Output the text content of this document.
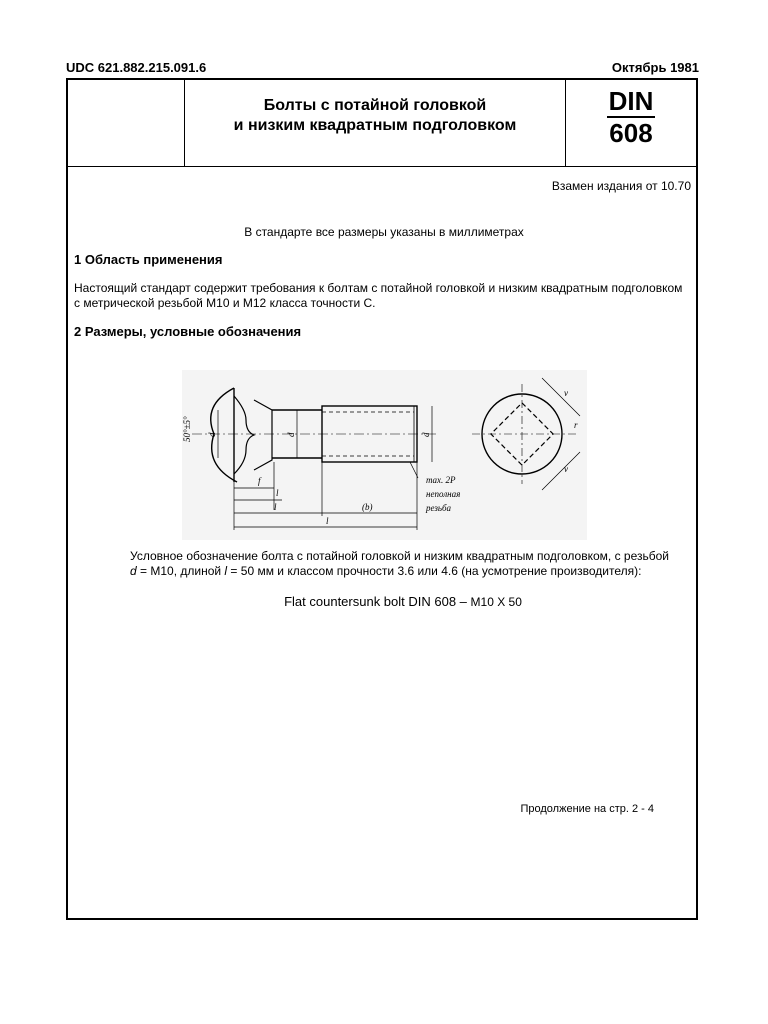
UDC 621.882.215.091.6	Октябрь 1981
Болты с потайной головкой
и низким квадратным подголовком
DIN
608
Взамен издания от 10.70
В стандарте все размеры указаны в миллиметрах
1 Область применения
Настоящий стандарт содержит требования к болтам с потайной головкой и низким квадратным подголовком с метрической резьбой М10 и М12 класса точности С.
2 Размеры, условные обозначения
50°±5° d	d	d
f
l
l	(b)
l
max. 2P
неполная
резьба
v
r
v
Условное обозначение болта с потайной головкой и низким квадратным подголовком, с резьбой d = М10, длиной l = 50 мм и классом прочности 3.6 или 4.6 (на усмотрение производителя):
Flat countersunk bolt DIN 608 – M10 X 50
Продолжение на стр. 2 - 4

========

* Requirements
Every record above should come back exactly, but without its pictures.

* The reply
Output the text content of this document.
UDC 621.882.215.091.6	Октябрь 1981
Болты с потайной головкой
и низким квадратным подголовком
DIN
608
Взамен издания от 10.70
В стандарте все размеры указаны в миллиметрах
1 Область применения
Настоящий стандарт содержит требования к болтам с потайной головкой и низким квадратным подголовком с метрической резьбой М10 и М12 класса точности С.
2 Размеры, условные обозначения
50°±5° d	d	d
f
l
l	(b)
l
max. 2P
неполная
резьба
v
r
v
Условное обозначение болта с потайной головкой и низким квадратным подголовком, с резьбой d = М10, длиной l = 50 мм и классом прочности 3.6 или 4.6 (на усмотрение производителя):
Flat countersunk bolt DIN 608 – M10 X 50
Продолжение на стр. 2 - 4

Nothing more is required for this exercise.